§ TASK STATEMENT
Output an exact reproduction of the data.

--------------------------------

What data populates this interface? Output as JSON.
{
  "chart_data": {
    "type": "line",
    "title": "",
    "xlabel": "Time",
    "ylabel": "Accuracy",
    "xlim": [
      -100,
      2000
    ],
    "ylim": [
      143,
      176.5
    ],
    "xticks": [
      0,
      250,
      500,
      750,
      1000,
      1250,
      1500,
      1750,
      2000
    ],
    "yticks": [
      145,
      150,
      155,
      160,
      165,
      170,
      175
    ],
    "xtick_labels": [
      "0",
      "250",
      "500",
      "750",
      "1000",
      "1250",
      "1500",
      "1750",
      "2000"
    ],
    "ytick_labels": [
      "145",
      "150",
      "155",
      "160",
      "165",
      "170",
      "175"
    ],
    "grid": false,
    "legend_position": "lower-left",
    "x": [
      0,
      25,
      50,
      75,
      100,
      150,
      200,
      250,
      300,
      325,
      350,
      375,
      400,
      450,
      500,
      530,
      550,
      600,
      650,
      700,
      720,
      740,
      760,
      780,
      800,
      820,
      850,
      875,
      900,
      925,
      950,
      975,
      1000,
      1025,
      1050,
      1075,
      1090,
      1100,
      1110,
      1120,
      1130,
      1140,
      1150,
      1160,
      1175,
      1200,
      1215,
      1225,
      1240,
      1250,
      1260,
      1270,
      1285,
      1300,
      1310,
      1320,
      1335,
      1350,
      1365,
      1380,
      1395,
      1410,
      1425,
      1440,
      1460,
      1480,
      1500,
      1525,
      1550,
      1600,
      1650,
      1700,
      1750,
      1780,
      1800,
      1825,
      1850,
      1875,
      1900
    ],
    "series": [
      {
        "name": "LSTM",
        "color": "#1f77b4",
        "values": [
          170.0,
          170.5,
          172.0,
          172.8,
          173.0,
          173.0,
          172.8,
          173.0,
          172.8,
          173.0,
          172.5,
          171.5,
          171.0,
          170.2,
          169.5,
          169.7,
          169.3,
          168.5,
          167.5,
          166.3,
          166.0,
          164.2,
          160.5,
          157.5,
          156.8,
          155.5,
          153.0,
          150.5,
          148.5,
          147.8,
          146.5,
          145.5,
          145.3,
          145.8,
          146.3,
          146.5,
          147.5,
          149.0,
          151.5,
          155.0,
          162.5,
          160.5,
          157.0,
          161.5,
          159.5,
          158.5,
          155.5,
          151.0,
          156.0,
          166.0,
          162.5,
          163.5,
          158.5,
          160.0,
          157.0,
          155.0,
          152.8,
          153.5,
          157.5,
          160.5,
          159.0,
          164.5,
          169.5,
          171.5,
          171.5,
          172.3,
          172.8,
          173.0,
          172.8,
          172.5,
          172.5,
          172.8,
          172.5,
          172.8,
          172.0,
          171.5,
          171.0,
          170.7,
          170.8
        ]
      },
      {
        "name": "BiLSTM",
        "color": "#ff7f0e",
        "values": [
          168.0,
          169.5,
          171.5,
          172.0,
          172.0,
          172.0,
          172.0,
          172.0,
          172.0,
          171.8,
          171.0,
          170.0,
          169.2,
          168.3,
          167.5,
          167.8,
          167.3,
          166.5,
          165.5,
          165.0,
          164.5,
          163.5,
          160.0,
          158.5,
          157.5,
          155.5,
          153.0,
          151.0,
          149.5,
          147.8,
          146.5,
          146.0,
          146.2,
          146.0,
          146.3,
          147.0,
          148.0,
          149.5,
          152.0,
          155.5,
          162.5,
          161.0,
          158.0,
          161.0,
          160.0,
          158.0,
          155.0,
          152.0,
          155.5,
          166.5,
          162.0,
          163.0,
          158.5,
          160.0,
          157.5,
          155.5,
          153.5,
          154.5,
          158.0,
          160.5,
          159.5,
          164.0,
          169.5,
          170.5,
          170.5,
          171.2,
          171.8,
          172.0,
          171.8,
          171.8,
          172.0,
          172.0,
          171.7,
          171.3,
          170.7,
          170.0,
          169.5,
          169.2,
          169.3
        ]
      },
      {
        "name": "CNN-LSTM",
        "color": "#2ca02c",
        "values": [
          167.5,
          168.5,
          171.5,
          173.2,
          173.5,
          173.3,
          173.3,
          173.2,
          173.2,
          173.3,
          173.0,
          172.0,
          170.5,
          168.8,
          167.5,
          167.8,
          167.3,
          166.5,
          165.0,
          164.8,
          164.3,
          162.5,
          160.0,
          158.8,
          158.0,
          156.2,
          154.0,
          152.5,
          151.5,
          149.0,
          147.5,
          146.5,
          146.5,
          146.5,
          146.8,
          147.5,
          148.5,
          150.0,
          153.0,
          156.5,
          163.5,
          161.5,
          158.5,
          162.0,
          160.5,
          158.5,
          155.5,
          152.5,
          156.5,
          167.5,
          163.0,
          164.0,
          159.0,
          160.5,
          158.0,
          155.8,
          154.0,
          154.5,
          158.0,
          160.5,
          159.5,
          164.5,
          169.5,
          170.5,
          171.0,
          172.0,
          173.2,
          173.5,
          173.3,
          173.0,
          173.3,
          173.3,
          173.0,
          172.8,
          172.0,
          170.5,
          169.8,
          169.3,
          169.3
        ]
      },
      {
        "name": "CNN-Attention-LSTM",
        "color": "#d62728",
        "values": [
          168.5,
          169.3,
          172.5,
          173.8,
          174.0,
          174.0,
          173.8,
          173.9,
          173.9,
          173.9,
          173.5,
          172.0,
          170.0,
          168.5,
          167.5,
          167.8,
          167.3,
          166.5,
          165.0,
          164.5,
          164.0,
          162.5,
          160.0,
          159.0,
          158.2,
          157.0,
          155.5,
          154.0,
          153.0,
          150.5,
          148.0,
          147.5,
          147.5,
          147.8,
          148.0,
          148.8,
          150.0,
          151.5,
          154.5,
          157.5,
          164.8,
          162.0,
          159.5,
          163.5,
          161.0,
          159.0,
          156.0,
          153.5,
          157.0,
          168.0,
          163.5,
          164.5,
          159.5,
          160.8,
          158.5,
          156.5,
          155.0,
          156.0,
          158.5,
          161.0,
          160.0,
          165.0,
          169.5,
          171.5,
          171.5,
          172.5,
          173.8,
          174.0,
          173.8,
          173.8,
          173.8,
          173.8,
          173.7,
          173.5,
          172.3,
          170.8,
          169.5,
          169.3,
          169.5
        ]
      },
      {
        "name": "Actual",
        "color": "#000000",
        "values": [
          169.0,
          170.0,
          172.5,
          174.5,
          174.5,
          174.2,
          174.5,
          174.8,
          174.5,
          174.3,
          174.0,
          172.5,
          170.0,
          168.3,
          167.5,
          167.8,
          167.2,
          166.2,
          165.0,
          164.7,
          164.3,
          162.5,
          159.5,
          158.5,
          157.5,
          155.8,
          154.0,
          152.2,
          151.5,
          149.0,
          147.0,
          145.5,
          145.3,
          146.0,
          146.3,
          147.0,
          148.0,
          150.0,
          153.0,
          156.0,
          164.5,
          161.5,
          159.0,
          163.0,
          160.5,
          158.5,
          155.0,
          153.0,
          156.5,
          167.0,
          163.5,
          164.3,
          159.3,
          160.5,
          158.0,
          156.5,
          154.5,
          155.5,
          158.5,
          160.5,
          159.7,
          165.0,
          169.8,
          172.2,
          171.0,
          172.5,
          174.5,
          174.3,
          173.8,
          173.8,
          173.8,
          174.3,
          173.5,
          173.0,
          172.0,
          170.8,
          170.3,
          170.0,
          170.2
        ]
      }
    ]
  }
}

--------------------------------

§ RESPONSE
What data populates this interface? Output as JSON.
{
  "chart_data": {
    "type": "line",
    "title": "",
    "xlabel": "Time",
    "ylabel": "Accuracy",
    "xlim": [
      -100,
      2000
    ],
    "ylim": [
      143,
      176.5
    ],
    "xticks": [
      0,
      250,
      500,
      750,
      1000,
      1250,
      1500,
      1750,
      2000
    ],
    "yticks": [
      145,
      150,
      155,
      160,
      165,
      170,
      175
    ],
    "xtick_labels": [
      "0",
      "250",
      "500",
      "750",
      "1000",
      "1250",
      "1500",
      "1750",
      "2000"
    ],
    "ytick_labels": [
      "145",
      "150",
      "155",
      "160",
      "165",
      "170",
      "175"
    ],
    "grid": false,
    "legend_position": "lower-left",
    "x": [
      0,
      25,
      50,
      75,
      100,
      150,
      200,
      250,
      300,
      325,
      350,
      375,
      400,
      450,
      500,
      530,
      550,
      600,
      650,
      700,
      720,
      740,
      760,
      780,
      800,
      820,
      850,
      875,
      900,
      925,
      950,
      975,
      1000,
      1025,
      1050,
      1075,
      1090,
      1100,
      1110,
      1120,
      1130,
      1140,
      1150,
      1160,
      1175,
      1200,
      1215,
      1225,
      1240,
      1250,
      1260,
      1270,
      1285,
      1300,
      1310,
      1320,
      1335,
      1350,
      1365,
      1380,
      1395,
      1410,
      1425,
      1440,
      1460,
      1480,
      1500,
      1525,
      1550,
      1600,
      1650,
      1700,
      1750,
      1780,
      1800,
      1825,
      1850,
      1875,
      1900
    ],
    "series": [
      {
        "name": "LSTM",
        "color": "#1f77b4",
        "values": [
          170.0,
          170.5,
          172.0,
          172.8,
          173.0,
          173.0,
          172.8,
          173.0,
          172.8,
          173.0,
          172.5,
          171.5,
          171.0,
          170.2,
          169.5,
          169.7,
          169.3,
          168.5,
          167.5,
          166.3,
          166.0,
          164.2,
          160.5,
          157.5,
          156.8,
          155.5,
          153.0,
          150.5,
          148.5,
          147.8,
          146.5,
          145.5,
          145.3,
          145.8,
          146.3,
          146.5,
          147.5,
          149.0,
          151.5,
          155.0,
          162.5,
          160.5,
          157.0,
          161.5,
          159.5,
          158.5,
          155.5,
          151.0,
          156.0,
          166.0,
          162.5,
          163.5,
          158.5,
          160.0,
          157.0,
          155.0,
          152.8,
          153.5,
          157.5,
          160.5,
          159.0,
          164.5,
          169.5,
          171.5,
          171.5,
          172.3,
          172.8,
          173.0,
          172.8,
          172.5,
          172.5,
          172.8,
          172.5,
          172.8,
          172.0,
          171.5,
          171.0,
          170.7,
          170.8
        ]
      },
      {
        "name": "BiLSTM",
        "color": "#ff7f0e",
        "values": [
          168.0,
          169.5,
          171.5,
          172.0,
          172.0,
          172.0,
          172.0,
          172.0,
          172.0,
          171.8,
          171.0,
          170.0,
          169.2,
          168.3,
          167.5,
          167.8,
          167.3,
          166.5,
          165.5,
          165.0,
          164.5,
          163.5,
          160.0,
          158.5,
          157.5,
          155.5,
          153.0,
          151.0,
          149.5,
          147.8,
          146.5,
          146.0,
          146.2,
          146.0,
          146.3,
          147.0,
          148.0,
          149.5,
          152.0,
          155.5,
          162.5,
          161.0,
          158.0,
          161.0,
          160.0,
          158.0,
          155.0,
          152.0,
          155.5,
          166.5,
          162.0,
          163.0,
          158.5,
          160.0,
          157.5,
          155.5,
          153.5,
          154.5,
          158.0,
          160.5,
          159.5,
          164.0,
          169.5,
          170.5,
          170.5,
          171.2,
          171.8,
          172.0,
          171.8,
          171.8,
          172.0,
          172.0,
          171.7,
          171.3,
          170.7,
          170.0,
          169.5,
          169.2,
          169.3
        ]
      },
      {
        "name": "CNN-LSTM",
        "color": "#2ca02c",
        "values": [
          167.5,
          168.5,
          171.5,
          173.2,
          173.5,
          173.3,
          173.3,
          173.2,
          173.2,
          173.3,
          173.0,
          172.0,
          170.5,
          168.8,
          167.5,
          167.8,
          167.3,
          166.5,
          165.0,
          164.8,
          164.3,
          162.5,
          160.0,
          158.8,
          158.0,
          156.2,
          154.0,
          152.5,
          151.5,
          149.0,
          147.5,
          146.5,
          146.5,
          146.5,
          146.8,
          147.5,
          148.5,
          150.0,
          153.0,
          156.5,
          163.5,
          161.5,
          158.5,
          162.0,
          160.5,
          158.5,
          155.5,
          152.5,
          156.5,
          167.5,
          163.0,
          164.0,
          159.0,
          160.5,
          158.0,
          155.8,
          154.0,
          154.5,
          158.0,
          160.5,
          159.5,
          164.5,
          169.5,
          170.5,
          171.0,
          172.0,
          173.2,
          173.5,
          173.3,
          173.0,
          173.3,
          173.3,
          173.0,
          172.8,
          172.0,
          170.5,
          169.8,
          169.3,
          169.3
        ]
      },
      {
        "name": "CNN-Attention-LSTM",
        "color": "#d62728",
        "values": [
          168.5,
          169.3,
          172.5,
          173.8,
          174.0,
          174.0,
          173.8,
          173.9,
          173.9,
          173.9,
          173.5,
          172.0,
          170.0,
          168.5,
          167.5,
          167.8,
          167.3,
          166.5,
          165.0,
          164.5,
          164.0,
          162.5,
          160.0,
          159.0,
          158.2,
          157.0,
          155.5,
          154.0,
          153.0,
          150.5,
          148.0,
          147.5,
          147.5,
          147.8,
          148.0,
          148.8,
          150.0,
          151.5,
          154.5,
          157.5,
          164.8,
          162.0,
          159.5,
          163.5,
          161.0,
          159.0,
          156.0,
          153.5,
          157.0,
          168.0,
          163.5,
          164.5,
          159.5,
          160.8,
          158.5,
          156.5,
          155.0,
          156.0,
          158.5,
          161.0,
          160.0,
          165.0,
          169.5,
          171.5,
          171.5,
          172.5,
          173.8,
          174.0,
          173.8,
          173.8,
          173.8,
          173.8,
          173.7,
          173.5,
          172.3,
          170.8,
          169.5,
          169.3,
          169.5
        ]
      },
      {
        "name": "Actual",
        "color": "#000000",
        "values": [
          169.0,
          170.0,
          172.5,
          174.5,
          174.5,
          174.2,
          174.5,
          174.8,
          174.5,
          174.3,
          174.0,
          172.5,
          170.0,
          168.3,
          167.5,
          167.8,
          167.2,
          166.2,
          165.0,
          164.7,
          164.3,
          162.5,
          159.5,
          158.5,
          157.5,
          155.8,
          154.0,
          152.2,
          151.5,
          149.0,
          147.0,
          145.5,
          145.3,
          146.0,
          146.3,
          147.0,
          148.0,
          150.0,
          153.0,
          156.0,
          164.5,
          161.5,
          159.0,
          163.0,
          160.5,
          158.5,
          155.0,
          153.0,
          156.5,
          167.0,
          163.5,
          164.3,
          159.3,
          160.5,
          158.0,
          156.5,
          154.5,
          155.5,
          158.5,
          160.5,
          159.7,
          165.0,
          169.8,
          172.2,
          171.0,
          172.5,
          174.5,
          174.3,
          173.8,
          173.8,
          173.8,
          174.3,
          173.5,
          173.0,
          172.0,
          170.8,
          170.3,
          170.0,
          170.2
        ]
      }
    ]
  }
}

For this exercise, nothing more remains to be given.